-- Information shown --

****************************************

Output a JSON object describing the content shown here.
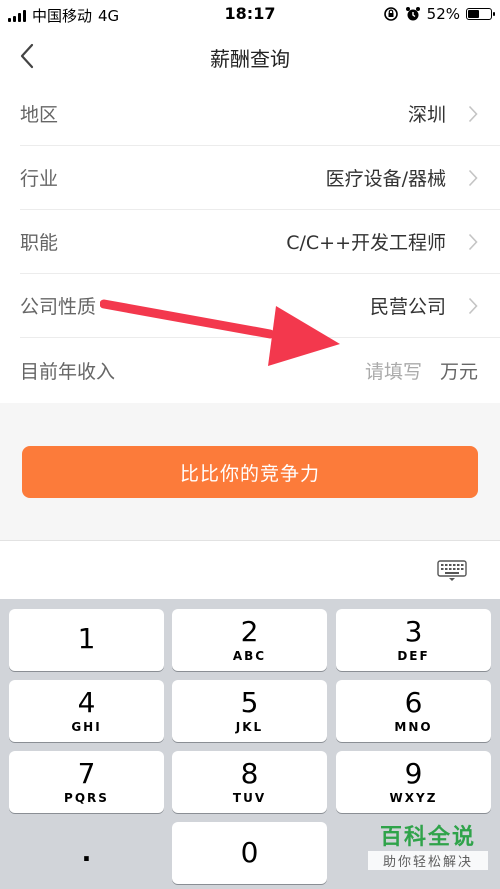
{
  "status_bar": {
    "carrier": "中国移动",
    "network": "4G",
    "time": "18:17",
    "battery": "52%",
    "battery_level": 0.52
  },
  "nav": {
    "title": "薪酬查询",
    "back_icon": "chevron-left-icon"
  },
  "form": {
    "rows": [
      {
        "label": "地区",
        "value": "深圳"
      },
      {
        "label": "行业",
        "value": "医疗设备/器械"
      },
      {
        "label": "职能",
        "value": "C/C++开发工程师"
      },
      {
        "label": "公司性质",
        "value": "民营公司"
      }
    ],
    "income": {
      "label": "目前年收入",
      "placeholder": "请填写",
      "unit": "万元"
    }
  },
  "cta_label": "比比你的竞争力",
  "keyboard": {
    "keys": [
      {
        "num": "1",
        "letters": ""
      },
      {
        "num": "2",
        "letters": "ABC"
      },
      {
        "num": "3",
        "letters": "DEF"
      },
      {
        "num": "4",
        "letters": "GHI"
      },
      {
        "num": "5",
        "letters": "JKL"
      },
      {
        "num": "6",
        "letters": "MNO"
      },
      {
        "num": "7",
        "letters": "PQRS"
      },
      {
        "num": "8",
        "letters": "TUV"
      },
      {
        "num": "9",
        "letters": "WXYZ"
      },
      {
        "num": ".",
        "letters": ""
      },
      {
        "num": "0",
        "letters": ""
      }
    ]
  },
  "watermark": {
    "title": "百科全说",
    "subtitle": "助你轻松解决"
  },
  "colors": {
    "accent": "#fc7b3a",
    "arrow": "#f3384d",
    "watermark": "#2fa34a"
  }
}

****************************************

-- Given problem --
Select all lines with the word "value" from the entries above.

-- Result of the task --
        "value": "深圳"
        "value": "医疗设备/器械"
        "value": "C/C++开发工程师"
        "value": "民营公司"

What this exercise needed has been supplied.